>> BEGIN EXTRACTED MATERIAL
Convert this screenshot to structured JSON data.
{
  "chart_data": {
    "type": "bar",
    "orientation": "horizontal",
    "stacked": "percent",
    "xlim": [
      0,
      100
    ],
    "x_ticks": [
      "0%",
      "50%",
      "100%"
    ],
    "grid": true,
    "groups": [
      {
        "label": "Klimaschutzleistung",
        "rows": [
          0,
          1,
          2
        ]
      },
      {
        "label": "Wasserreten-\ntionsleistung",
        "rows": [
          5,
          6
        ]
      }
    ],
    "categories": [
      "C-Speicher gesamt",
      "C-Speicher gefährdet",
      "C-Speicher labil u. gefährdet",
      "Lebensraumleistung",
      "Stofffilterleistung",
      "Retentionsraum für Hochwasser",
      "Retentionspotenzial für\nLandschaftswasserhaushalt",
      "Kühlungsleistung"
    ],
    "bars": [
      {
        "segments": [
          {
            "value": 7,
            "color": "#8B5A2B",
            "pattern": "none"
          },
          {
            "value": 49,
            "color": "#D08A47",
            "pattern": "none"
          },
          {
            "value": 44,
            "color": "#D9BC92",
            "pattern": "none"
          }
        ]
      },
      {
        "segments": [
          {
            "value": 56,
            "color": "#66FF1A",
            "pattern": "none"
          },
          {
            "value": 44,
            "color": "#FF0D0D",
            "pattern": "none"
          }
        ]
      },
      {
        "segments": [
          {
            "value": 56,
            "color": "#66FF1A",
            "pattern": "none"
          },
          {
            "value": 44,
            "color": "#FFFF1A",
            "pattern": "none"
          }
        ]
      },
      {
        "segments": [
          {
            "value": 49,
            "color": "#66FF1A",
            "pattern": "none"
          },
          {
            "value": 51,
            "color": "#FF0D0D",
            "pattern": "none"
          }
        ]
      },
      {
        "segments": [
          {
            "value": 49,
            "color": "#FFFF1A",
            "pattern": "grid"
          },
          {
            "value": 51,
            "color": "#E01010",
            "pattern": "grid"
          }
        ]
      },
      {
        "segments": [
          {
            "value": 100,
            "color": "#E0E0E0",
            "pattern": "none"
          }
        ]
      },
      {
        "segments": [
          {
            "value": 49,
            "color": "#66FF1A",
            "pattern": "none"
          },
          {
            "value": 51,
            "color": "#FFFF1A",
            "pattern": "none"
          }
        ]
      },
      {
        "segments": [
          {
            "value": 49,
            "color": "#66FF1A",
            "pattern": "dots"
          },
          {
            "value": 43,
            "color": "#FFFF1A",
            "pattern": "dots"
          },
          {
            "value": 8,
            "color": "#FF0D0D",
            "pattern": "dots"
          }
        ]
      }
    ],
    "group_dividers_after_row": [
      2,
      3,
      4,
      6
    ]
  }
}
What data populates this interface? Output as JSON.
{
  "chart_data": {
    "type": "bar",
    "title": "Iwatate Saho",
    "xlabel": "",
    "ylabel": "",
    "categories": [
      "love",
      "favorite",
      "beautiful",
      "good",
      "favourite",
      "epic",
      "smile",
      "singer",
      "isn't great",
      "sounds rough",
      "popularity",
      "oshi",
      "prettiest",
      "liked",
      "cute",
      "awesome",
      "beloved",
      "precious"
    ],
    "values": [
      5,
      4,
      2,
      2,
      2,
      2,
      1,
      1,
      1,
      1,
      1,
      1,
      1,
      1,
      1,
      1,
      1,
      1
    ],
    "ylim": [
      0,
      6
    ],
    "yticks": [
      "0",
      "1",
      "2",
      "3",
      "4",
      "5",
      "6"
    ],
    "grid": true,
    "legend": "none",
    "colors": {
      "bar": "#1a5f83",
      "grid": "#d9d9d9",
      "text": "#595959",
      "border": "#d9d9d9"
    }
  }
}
>> END EXTRACTED MATERIAL
» **EXERCISE GOAL**: Print every entry exactly as written.

» **FINISHED ANSWER**:
Convert this screenshot to structured JSON data.
{
  "chart_data": {
    "type": "bar",
    "orientation": "horizontal",
    "stacked": "percent",
    "xlim": [
      0,
      100
    ],
    "x_ticks": [
      "0%",
      "50%",
      "100%"
    ],
    "grid": true,
    "groups": [
      {
        "label": "Klimaschutzleistung",
        "rows": [
          0,
          1,
          2
        ]
      },
      {
        "label": "Wasserreten-\ntionsleistung",
        "rows": [
          5,
          6
        ]
      }
    ],
    "categories": [
      "C-Speicher gesamt",
      "C-Speicher gefährdet",
      "C-Speicher labil u. gefährdet",
      "Lebensraumleistung",
      "Stofffilterleistung",
      "Retentionsraum für Hochwasser",
      "Retentionspotenzial für\nLandschaftswasserhaushalt",
      "Kühlungsleistung"
    ],
    "bars": [
      {
        "segments": [
          {
            "value": 7,
            "color": "#8B5A2B",
            "pattern": "none"
          },
          {
            "value": 49,
            "color": "#D08A47",
            "pattern": "none"
          },
          {
            "value": 44,
            "color": "#D9BC92",
            "pattern": "none"
          }
        ]
      },
      {
        "segments": [
          {
            "value": 56,
            "color": "#66FF1A",
            "pattern": "none"
          },
          {
            "value": 44,
            "color": "#FF0D0D",
            "pattern": "none"
          }
        ]
      },
      {
        "segments": [
          {
            "value": 56,
            "color": "#66FF1A",
            "pattern": "none"
          },
          {
            "value": 44,
            "color": "#FFFF1A",
            "pattern": "none"
          }
        ]
      },
      {
        "segments": [
          {
            "value": 49,
            "color": "#66FF1A",
            "pattern": "none"
          },
          {
            "value": 51,
            "color": "#FF0D0D",
            "pattern": "none"
          }
        ]
      },
      {
        "segments": [
          {
            "value": 49,
            "color": "#FFFF1A",
            "pattern": "grid"
          },
          {
            "value": 51,
            "color": "#E01010",
            "pattern": "grid"
          }
        ]
      },
      {
        "segments": [
          {
            "value": 100,
            "color": "#E0E0E0",
            "pattern": "none"
          }
        ]
      },
      {
        "segments": [
          {
            "value": 49,
            "color": "#66FF1A",
            "pattern": "none"
          },
          {
            "value": 51,
            "color": "#FFFF1A",
            "pattern": "none"
          }
        ]
      },
      {
        "segments": [
          {
            "value": 49,
            "color": "#66FF1A",
            "pattern": "dots"
          },
          {
            "value": 43,
            "color": "#FFFF1A",
            "pattern": "dots"
          },
          {
            "value": 8,
            "color": "#FF0D0D",
            "pattern": "dots"
          }
        ]
      }
    ],
    "group_dividers_after_row": [
      2,
      3,
      4,
      6
    ]
  }
}
What data populates this interface? Output as JSON.
{
  "chart_data": {
    "type": "bar",
    "title": "Iwatate Saho",
    "xlabel": "",
    "ylabel": "",
    "categories": [
      "love",
      "favorite",
      "beautiful",
      "good",
      "favourite",
      "epic",
      "smile",
      "singer",
      "isn't great",
      "sounds rough",
      "popularity",
      "oshi",
      "prettiest",
      "liked",
      "cute",
      "awesome",
      "beloved",
      "precious"
    ],
    "values": [
      5,
      4,
      2,
      2,
      2,
      2,
      1,
      1,
      1,
      1,
      1,
      1,
      1,
      1,
      1,
      1,
      1,
      1
    ],
    "ylim": [
      0,
      6
    ],
    "yticks": [
      "0",
      "1",
      "2",
      "3",
      "4",
      "5",
      "6"
    ],
    "grid": true,
    "legend": "none",
    "colors": {
      "bar": "#1a5f83",
      "grid": "#d9d9d9",
      "text": "#595959",
      "border": "#d9d9d9"
    }
  }
}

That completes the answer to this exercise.